Task details: Write out the material exactly, with the pictures left out.

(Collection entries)

_____

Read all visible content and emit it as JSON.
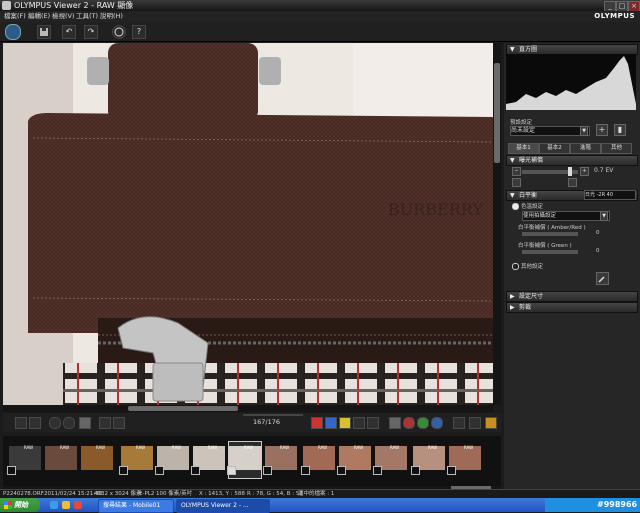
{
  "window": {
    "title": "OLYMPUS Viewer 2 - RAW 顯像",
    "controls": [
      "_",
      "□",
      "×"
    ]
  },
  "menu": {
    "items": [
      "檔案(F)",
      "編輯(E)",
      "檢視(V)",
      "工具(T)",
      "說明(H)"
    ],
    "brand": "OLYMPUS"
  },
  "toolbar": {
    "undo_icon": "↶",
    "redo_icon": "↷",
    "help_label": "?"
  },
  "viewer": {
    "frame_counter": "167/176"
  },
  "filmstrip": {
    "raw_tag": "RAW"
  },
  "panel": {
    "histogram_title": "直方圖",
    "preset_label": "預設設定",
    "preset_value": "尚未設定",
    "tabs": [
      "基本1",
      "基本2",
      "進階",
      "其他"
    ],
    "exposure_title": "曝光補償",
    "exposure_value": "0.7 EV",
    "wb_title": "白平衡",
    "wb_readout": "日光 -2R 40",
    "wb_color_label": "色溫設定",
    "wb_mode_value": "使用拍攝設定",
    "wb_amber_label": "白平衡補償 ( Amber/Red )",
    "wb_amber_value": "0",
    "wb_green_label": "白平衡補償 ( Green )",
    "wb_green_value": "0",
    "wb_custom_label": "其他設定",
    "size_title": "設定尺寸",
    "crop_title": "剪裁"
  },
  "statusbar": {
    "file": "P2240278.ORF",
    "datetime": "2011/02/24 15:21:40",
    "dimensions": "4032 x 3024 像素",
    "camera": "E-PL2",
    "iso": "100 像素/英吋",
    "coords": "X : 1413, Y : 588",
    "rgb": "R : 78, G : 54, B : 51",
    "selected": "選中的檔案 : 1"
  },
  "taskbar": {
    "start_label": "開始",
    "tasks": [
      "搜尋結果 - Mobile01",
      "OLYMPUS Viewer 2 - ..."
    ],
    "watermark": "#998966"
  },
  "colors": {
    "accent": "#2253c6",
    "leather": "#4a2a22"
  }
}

_____

Exercise solution:
Read all visible content and emit it as JSON.
{
  "window": {
    "title": "OLYMPUS Viewer 2 - RAW 顯像",
    "controls": [
      "_",
      "□",
      "×"
    ]
  },
  "menu": {
    "items": [
      "檔案(F)",
      "編輯(E)",
      "檢視(V)",
      "工具(T)",
      "說明(H)"
    ],
    "brand": "OLYMPUS"
  },
  "toolbar": {
    "undo_icon": "↶",
    "redo_icon": "↷",
    "help_label": "?"
  },
  "viewer": {
    "frame_counter": "167/176"
  },
  "filmstrip": {
    "raw_tag": "RAW"
  },
  "panel": {
    "histogram_title": "直方圖",
    "preset_label": "預設設定",
    "preset_value": "尚未設定",
    "tabs": [
      "基本1",
      "基本2",
      "進階",
      "其他"
    ],
    "exposure_title": "曝光補償",
    "exposure_value": "0.7 EV",
    "wb_title": "白平衡",
    "wb_readout": "日光 -2R 40",
    "wb_color_label": "色溫設定",
    "wb_mode_value": "使用拍攝設定",
    "wb_amber_label": "白平衡補償 ( Amber/Red )",
    "wb_amber_value": "0",
    "wb_green_label": "白平衡補償 ( Green )",
    "wb_green_value": "0",
    "wb_custom_label": "其他設定",
    "size_title": "設定尺寸",
    "crop_title": "剪裁"
  },
  "statusbar": {
    "file": "P2240278.ORF",
    "datetime": "2011/02/24 15:21:40",
    "dimensions": "4032 x 3024 像素",
    "camera": "E-PL2",
    "iso": "100 像素/英吋",
    "coords": "X : 1413, Y : 588",
    "rgb": "R : 78, G : 54, B : 51",
    "selected": "選中的檔案 : 1"
  },
  "taskbar": {
    "start_label": "開始",
    "tasks": [
      "搜尋結果 - Mobile01",
      "OLYMPUS Viewer 2 - ..."
    ],
    "watermark": "#998966"
  },
  "colors": {
    "accent": "#2253c6",
    "leather": "#4a2a22"
  }
}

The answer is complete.